== Exercise directions ==
Exclude the pictures, then repeat the remaining data exactly.

## start Supplied material

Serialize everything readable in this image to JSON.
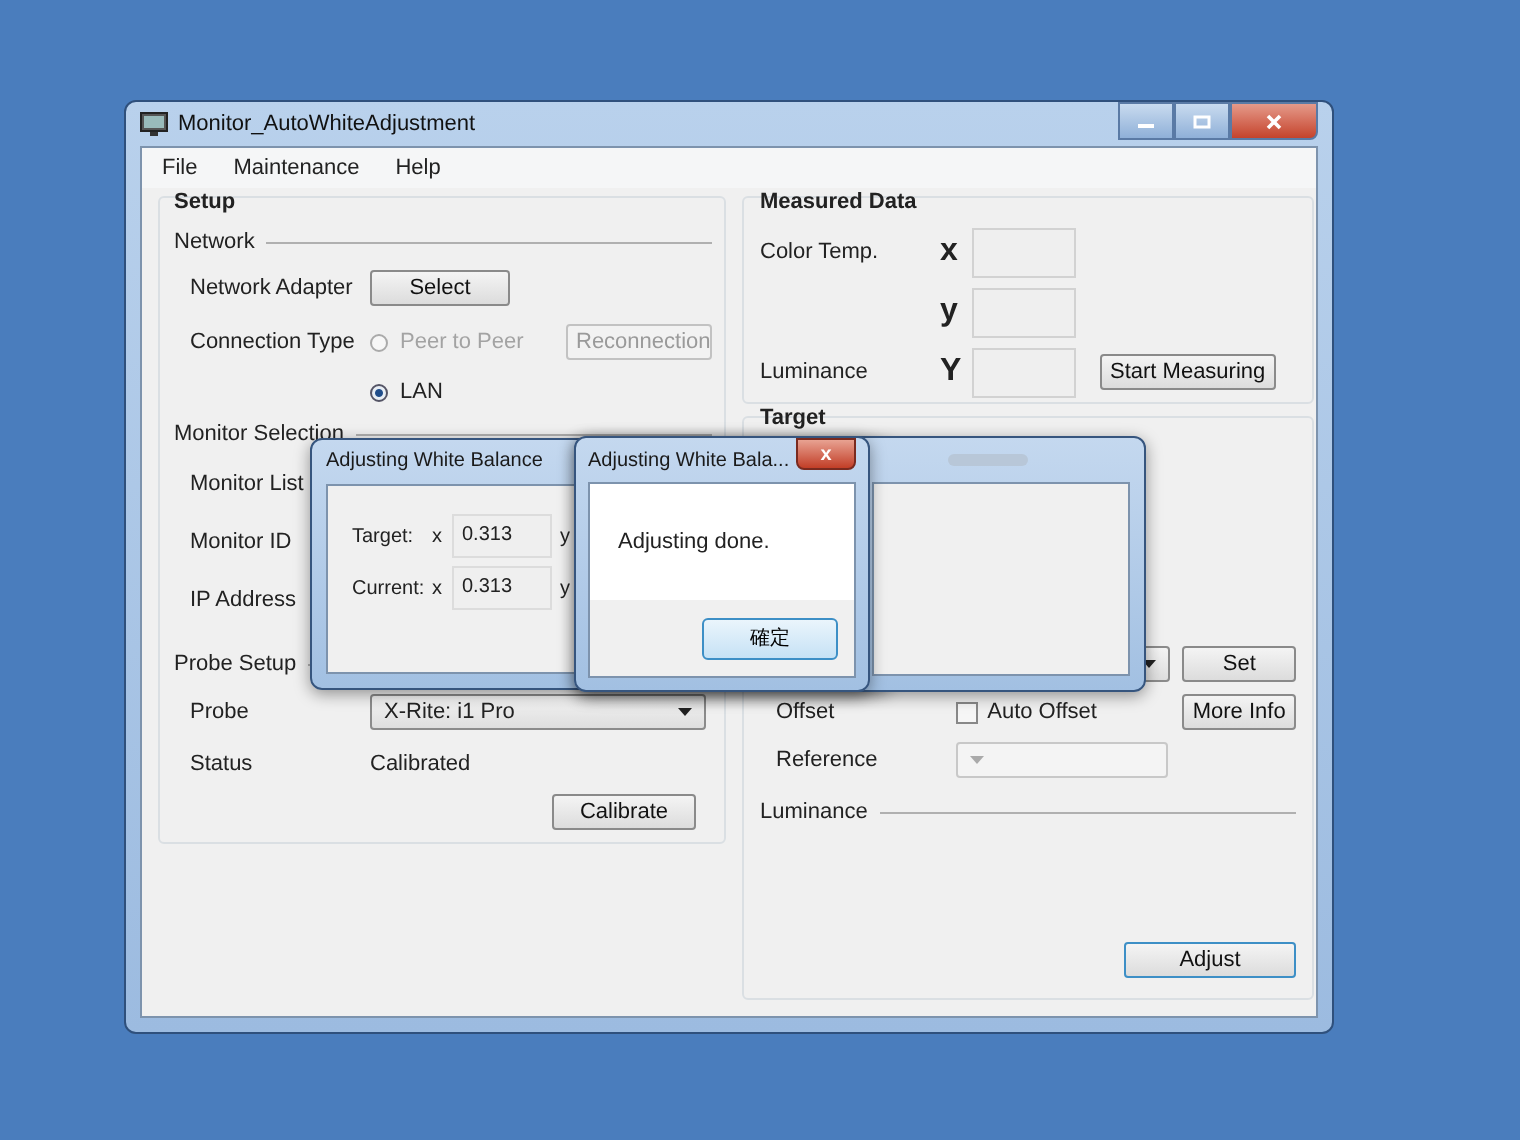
{
  "window": {
    "title": "Monitor_AutoWhiteAdjustment"
  },
  "menu": [
    "File",
    "Maintenance",
    "Help"
  ],
  "setup": {
    "title": "Setup",
    "network": {
      "title": "Network",
      "adapter_label": "Network Adapter",
      "select_button": "Select",
      "connection_label": "Connection Type",
      "options": [
        {
          "label": "Peer to Peer",
          "selected": false,
          "disabled": true
        },
        {
          "label": "LAN",
          "selected": true,
          "disabled": false
        }
      ],
      "reconnect_button": {
        "label": "Reconnection",
        "disabled": true
      }
    },
    "monitor_selection": {
      "title": "Monitor Selection",
      "labels": [
        "Monitor List",
        "Monitor ID",
        "IP Address"
      ]
    },
    "probe": {
      "title": "Probe Setup",
      "probe_label": "Probe",
      "probe_value": "X-Rite: i1 Pro",
      "status_label": "Status",
      "status_value": "Calibrated",
      "calibrate_button": "Calibrate"
    }
  },
  "measured": {
    "title": "Measured Data",
    "rows": [
      {
        "label": "Color Temp.",
        "symbol": "x"
      },
      {
        "symbol": "y"
      },
      {
        "label": "Luminance",
        "symbol": "Y"
      }
    ],
    "start_button": "Start Measuring"
  },
  "target": {
    "title": "Target",
    "set_button": "Set",
    "offset_label": "Offset",
    "auto_offset": {
      "label": "Auto Offset",
      "checked": false
    },
    "more_info_button": "More Info",
    "reference_label": "Reference",
    "luminance_title": "Luminance",
    "adjust_button": "Adjust"
  },
  "balance_dialog": {
    "title": "Adjusting White Balance",
    "rows": [
      {
        "label": "Target:",
        "axis": "x",
        "value": "0.313",
        "next_axis": "y"
      },
      {
        "label": "Current:",
        "axis": "x",
        "value": "0.313",
        "next_axis": "y"
      }
    ]
  },
  "message_dialog": {
    "title": "Adjusting White Bala...",
    "close": "x",
    "message": "Adjusting done.",
    "ok_button": "確定"
  }
}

## end Supplied material

== Answer for this exercise ==
Serialize everything readable in this image to JSON.
{
  "window": {
    "title": "Monitor_AutoWhiteAdjustment"
  },
  "menu": [
    "File",
    "Maintenance",
    "Help"
  ],
  "setup": {
    "title": "Setup",
    "network": {
      "title": "Network",
      "adapter_label": "Network Adapter",
      "select_button": "Select",
      "connection_label": "Connection Type",
      "options": [
        {
          "label": "Peer to Peer",
          "selected": false,
          "disabled": true
        },
        {
          "label": "LAN",
          "selected": true,
          "disabled": false
        }
      ],
      "reconnect_button": {
        "label": "Reconnection",
        "disabled": true
      }
    },
    "monitor_selection": {
      "title": "Monitor Selection",
      "labels": [
        "Monitor List",
        "Monitor ID",
        "IP Address"
      ]
    },
    "probe": {
      "title": "Probe Setup",
      "probe_label": "Probe",
      "probe_value": "X-Rite: i1 Pro",
      "status_label": "Status",
      "status_value": "Calibrated",
      "calibrate_button": "Calibrate"
    }
  },
  "measured": {
    "title": "Measured Data",
    "rows": [
      {
        "label": "Color Temp.",
        "symbol": "x"
      },
      {
        "symbol": "y"
      },
      {
        "label": "Luminance",
        "symbol": "Y"
      }
    ],
    "start_button": "Start Measuring"
  },
  "target": {
    "title": "Target",
    "set_button": "Set",
    "offset_label": "Offset",
    "auto_offset": {
      "label": "Auto Offset",
      "checked": false
    },
    "more_info_button": "More Info",
    "reference_label": "Reference",
    "luminance_title": "Luminance",
    "adjust_button": "Adjust"
  },
  "balance_dialog": {
    "title": "Adjusting White Balance",
    "rows": [
      {
        "label": "Target:",
        "axis": "x",
        "value": "0.313",
        "next_axis": "y"
      },
      {
        "label": "Current:",
        "axis": "x",
        "value": "0.313",
        "next_axis": "y"
      }
    ]
  },
  "message_dialog": {
    "title": "Adjusting White Bala...",
    "close": "x",
    "message": "Adjusting done.",
    "ok_button": "確定"
  }
}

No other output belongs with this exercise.